╭─ GIVEN DATA

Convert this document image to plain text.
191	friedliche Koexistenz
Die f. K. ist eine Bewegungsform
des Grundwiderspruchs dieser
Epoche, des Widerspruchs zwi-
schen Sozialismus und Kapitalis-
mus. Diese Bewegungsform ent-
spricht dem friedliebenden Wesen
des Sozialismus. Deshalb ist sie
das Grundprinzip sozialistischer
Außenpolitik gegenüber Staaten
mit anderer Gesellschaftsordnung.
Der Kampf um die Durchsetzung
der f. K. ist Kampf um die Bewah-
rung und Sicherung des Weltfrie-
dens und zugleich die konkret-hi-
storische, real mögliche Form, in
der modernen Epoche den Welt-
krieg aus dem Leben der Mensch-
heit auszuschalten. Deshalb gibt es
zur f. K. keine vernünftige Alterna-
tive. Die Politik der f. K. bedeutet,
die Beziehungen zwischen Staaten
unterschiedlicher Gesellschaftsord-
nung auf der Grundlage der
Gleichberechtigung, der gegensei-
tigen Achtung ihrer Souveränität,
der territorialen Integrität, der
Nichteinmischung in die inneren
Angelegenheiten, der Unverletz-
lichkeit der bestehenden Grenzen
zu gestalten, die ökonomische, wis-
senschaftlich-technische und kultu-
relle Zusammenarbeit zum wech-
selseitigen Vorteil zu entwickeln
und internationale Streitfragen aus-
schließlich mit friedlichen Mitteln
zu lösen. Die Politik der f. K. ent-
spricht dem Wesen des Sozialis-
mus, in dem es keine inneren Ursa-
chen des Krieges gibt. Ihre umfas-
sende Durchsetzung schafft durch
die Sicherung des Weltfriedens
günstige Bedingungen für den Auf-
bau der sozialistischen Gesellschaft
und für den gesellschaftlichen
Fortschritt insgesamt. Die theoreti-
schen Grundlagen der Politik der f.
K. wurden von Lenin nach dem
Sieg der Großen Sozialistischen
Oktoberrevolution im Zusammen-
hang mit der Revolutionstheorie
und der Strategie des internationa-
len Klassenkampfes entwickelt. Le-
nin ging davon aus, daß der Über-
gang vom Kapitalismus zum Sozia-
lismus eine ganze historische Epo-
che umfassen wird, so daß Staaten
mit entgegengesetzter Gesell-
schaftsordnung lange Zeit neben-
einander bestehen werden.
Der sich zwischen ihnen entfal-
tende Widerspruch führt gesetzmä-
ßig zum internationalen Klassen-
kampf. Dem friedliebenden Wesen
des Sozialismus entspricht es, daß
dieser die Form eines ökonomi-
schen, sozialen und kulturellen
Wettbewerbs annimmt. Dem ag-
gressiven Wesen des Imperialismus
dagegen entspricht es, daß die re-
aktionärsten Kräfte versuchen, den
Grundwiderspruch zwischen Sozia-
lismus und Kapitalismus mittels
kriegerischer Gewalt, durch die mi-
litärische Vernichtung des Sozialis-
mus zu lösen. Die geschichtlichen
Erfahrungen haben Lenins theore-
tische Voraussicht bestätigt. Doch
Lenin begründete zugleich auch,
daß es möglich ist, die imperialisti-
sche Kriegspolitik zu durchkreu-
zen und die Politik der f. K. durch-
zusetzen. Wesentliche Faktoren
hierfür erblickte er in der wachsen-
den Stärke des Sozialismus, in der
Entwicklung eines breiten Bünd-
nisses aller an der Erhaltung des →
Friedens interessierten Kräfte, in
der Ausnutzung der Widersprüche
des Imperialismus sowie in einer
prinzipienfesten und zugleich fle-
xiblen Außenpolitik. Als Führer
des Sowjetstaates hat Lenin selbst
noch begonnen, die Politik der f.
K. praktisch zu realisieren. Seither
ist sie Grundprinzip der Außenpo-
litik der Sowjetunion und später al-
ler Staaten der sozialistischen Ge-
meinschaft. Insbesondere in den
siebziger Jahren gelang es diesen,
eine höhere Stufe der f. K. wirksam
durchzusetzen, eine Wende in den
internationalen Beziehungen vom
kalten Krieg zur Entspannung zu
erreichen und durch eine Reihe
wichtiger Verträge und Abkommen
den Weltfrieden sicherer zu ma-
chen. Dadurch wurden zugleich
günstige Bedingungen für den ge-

╰─

**WHAT TO PRODUCE:** Write out the entire listing exactly.

**THE SOLUTION:**
Convert this document image to plain text.
191	friedliche Koexistenz
Die f. K. ist eine Bewegungsform
des Grundwiderspruchs dieser
Epoche, des Widerspruchs zwi-
schen Sozialismus und Kapitalis-
mus. Diese Bewegungsform ent-
spricht dem friedliebenden Wesen
des Sozialismus. Deshalb ist sie
das Grundprinzip sozialistischer
Außenpolitik gegenüber Staaten
mit anderer Gesellschaftsordnung.
Der Kampf um die Durchsetzung
der f. K. ist Kampf um die Bewah-
rung und Sicherung des Weltfrie-
dens und zugleich die konkret-hi-
storische, real mögliche Form, in
der modernen Epoche den Welt-
krieg aus dem Leben der Mensch-
heit auszuschalten. Deshalb gibt es
zur f. K. keine vernünftige Alterna-
tive. Die Politik der f. K. bedeutet,
die Beziehungen zwischen Staaten
unterschiedlicher Gesellschaftsord-
nung auf der Grundlage der
Gleichberechtigung, der gegensei-
tigen Achtung ihrer Souveränität,
der territorialen Integrität, der
Nichteinmischung in die inneren
Angelegenheiten, der Unverletz-
lichkeit der bestehenden Grenzen
zu gestalten, die ökonomische, wis-
senschaftlich-technische und kultu-
relle Zusammenarbeit zum wech-
selseitigen Vorteil zu entwickeln
und internationale Streitfragen aus-
schließlich mit friedlichen Mitteln
zu lösen. Die Politik der f. K. ent-
spricht dem Wesen des Sozialis-
mus, in dem es keine inneren Ursa-
chen des Krieges gibt. Ihre umfas-
sende Durchsetzung schafft durch
die Sicherung des Weltfriedens
günstige Bedingungen für den Auf-
bau der sozialistischen Gesellschaft
und für den gesellschaftlichen
Fortschritt insgesamt. Die theoreti-
schen Grundlagen der Politik der f.
K. wurden von Lenin nach dem
Sieg der Großen Sozialistischen
Oktoberrevolution im Zusammen-
hang mit der Revolutionstheorie
und der Strategie des internationa-
len Klassenkampfes entwickelt. Le-
nin ging davon aus, daß der Über-
gang vom Kapitalismus zum Sozia-
lismus eine ganze historische Epo-
che umfassen wird, so daß Staaten
mit entgegengesetzter Gesell-
schaftsordnung lange Zeit neben-
einander bestehen werden.
Der sich zwischen ihnen entfal-
tende Widerspruch führt gesetzmä-
ßig zum internationalen Klassen-
kampf. Dem friedliebenden Wesen
des Sozialismus entspricht es, daß
dieser die Form eines ökonomi-
schen, sozialen und kulturellen
Wettbewerbs annimmt. Dem ag-
gressiven Wesen des Imperialismus
dagegen entspricht es, daß die re-
aktionärsten Kräfte versuchen, den
Grundwiderspruch zwischen Sozia-
lismus und Kapitalismus mittels
kriegerischer Gewalt, durch die mi-
litärische Vernichtung des Sozialis-
mus zu lösen. Die geschichtlichen
Erfahrungen haben Lenins theore-
tische Voraussicht bestätigt. Doch
Lenin begründete zugleich auch,
daß es möglich ist, die imperialisti-
sche Kriegspolitik zu durchkreu-
zen und die Politik der f. K. durch-
zusetzen. Wesentliche Faktoren
hierfür erblickte er in der wachsen-
den Stärke des Sozialismus, in der
Entwicklung eines breiten Bünd-
nisses aller an der Erhaltung des →
Friedens interessierten Kräfte, in
der Ausnutzung der Widersprüche
des Imperialismus sowie in einer
prinzipienfesten und zugleich fle-
xiblen Außenpolitik. Als Führer
des Sowjetstaates hat Lenin selbst
noch begonnen, die Politik der f.
K. praktisch zu realisieren. Seither
ist sie Grundprinzip der Außenpo-
litik der Sowjetunion und später al-
ler Staaten der sozialistischen Ge-
meinschaft. Insbesondere in den
siebziger Jahren gelang es diesen,
eine höhere Stufe der f. K. wirksam
durchzusetzen, eine Wende in den
internationalen Beziehungen vom
kalten Krieg zur Entspannung zu
erreichen und durch eine Reihe
wichtiger Verträge und Abkommen
den Weltfrieden sicherer zu ma-
chen. Dadurch wurden zugleich
günstige Bedingungen für den ge-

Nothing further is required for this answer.